- **ENTRIES PROVIDED**:

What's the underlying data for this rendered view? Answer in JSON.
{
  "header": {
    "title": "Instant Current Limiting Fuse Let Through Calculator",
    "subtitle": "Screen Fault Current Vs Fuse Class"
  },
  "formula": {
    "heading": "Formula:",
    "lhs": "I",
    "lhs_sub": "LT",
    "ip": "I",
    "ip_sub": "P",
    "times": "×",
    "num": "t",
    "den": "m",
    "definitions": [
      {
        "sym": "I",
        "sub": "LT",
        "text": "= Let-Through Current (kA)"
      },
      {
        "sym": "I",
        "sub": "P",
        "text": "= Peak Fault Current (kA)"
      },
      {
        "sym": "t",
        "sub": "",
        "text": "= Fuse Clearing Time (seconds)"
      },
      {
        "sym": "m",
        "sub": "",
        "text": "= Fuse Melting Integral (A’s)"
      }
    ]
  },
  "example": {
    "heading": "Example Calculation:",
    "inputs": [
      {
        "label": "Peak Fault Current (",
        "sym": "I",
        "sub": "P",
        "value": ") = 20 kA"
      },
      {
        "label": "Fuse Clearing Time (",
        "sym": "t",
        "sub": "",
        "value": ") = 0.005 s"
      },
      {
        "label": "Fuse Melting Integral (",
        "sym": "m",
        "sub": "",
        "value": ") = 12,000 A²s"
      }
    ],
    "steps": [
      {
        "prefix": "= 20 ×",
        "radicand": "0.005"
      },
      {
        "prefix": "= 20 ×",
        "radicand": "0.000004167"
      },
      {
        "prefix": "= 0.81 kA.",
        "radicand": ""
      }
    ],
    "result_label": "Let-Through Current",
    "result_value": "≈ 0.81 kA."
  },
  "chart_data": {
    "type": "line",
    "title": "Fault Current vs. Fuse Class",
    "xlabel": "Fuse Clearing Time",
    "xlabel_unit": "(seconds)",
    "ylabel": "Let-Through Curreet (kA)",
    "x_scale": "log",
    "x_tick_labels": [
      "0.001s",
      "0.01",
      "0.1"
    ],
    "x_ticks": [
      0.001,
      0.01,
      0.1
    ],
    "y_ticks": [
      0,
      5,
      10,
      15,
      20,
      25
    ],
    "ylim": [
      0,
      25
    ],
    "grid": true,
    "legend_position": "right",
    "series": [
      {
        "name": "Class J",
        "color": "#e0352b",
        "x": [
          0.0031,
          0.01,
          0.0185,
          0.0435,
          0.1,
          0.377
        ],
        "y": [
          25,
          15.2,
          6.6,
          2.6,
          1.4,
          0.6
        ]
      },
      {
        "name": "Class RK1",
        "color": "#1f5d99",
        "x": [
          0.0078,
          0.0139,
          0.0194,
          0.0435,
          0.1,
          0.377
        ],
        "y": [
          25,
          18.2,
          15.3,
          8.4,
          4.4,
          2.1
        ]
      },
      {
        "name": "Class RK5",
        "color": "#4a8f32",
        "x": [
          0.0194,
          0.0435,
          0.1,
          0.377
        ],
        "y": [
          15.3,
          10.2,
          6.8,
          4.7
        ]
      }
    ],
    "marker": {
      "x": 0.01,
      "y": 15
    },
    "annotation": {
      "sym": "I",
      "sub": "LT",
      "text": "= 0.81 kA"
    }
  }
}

- **WHAT IS REQUIRED**: Your task is to collect every line above that contains the word "Class".

- **EXPECTED OUTPUT**:
    "subtitle": "Screen Fault Current Vs Fuse Class"
    "title": "Fault Current vs. Fuse Class",
        "name": "Class J",
        "name": "Class RK1",
        "name": "Class RK5",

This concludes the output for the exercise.